* _GIVEN EXERCISE_
The data below is to be returned in full and exactly.

···

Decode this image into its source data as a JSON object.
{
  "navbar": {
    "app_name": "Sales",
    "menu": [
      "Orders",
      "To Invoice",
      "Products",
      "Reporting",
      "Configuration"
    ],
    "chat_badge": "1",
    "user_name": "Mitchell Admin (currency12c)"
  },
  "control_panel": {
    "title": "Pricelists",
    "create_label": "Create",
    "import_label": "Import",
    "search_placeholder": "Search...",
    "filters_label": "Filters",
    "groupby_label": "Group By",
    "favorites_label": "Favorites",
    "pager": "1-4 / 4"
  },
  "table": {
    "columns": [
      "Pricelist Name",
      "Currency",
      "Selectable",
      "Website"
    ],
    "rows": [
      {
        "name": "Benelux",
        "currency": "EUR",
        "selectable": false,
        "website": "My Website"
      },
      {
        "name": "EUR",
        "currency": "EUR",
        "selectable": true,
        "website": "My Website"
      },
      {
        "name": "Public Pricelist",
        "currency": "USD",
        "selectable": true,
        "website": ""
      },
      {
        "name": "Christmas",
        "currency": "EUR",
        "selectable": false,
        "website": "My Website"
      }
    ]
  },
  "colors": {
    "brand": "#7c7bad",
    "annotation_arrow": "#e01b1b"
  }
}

···

* _EXERCISE OUTPUT_
Decode this image into its source data as a JSON object.
{
  "navbar": {
    "app_name": "Sales",
    "menu": [
      "Orders",
      "To Invoice",
      "Products",
      "Reporting",
      "Configuration"
    ],
    "chat_badge": "1",
    "user_name": "Mitchell Admin (currency12c)"
  },
  "control_panel": {
    "title": "Pricelists",
    "create_label": "Create",
    "import_label": "Import",
    "search_placeholder": "Search...",
    "filters_label": "Filters",
    "groupby_label": "Group By",
    "favorites_label": "Favorites",
    "pager": "1-4 / 4"
  },
  "table": {
    "columns": [
      "Pricelist Name",
      "Currency",
      "Selectable",
      "Website"
    ],
    "rows": [
      {
        "name": "Benelux",
        "currency": "EUR",
        "selectable": false,
        "website": "My Website"
      },
      {
        "name": "EUR",
        "currency": "EUR",
        "selectable": true,
        "website": "My Website"
      },
      {
        "name": "Public Pricelist",
        "currency": "USD",
        "selectable": true,
        "website": ""
      },
      {
        "name": "Christmas",
        "currency": "EUR",
        "selectable": false,
        "website": "My Website"
      }
    ]
  },
  "colors": {
    "brand": "#7c7bad",
    "annotation_arrow": "#e01b1b"
  }
}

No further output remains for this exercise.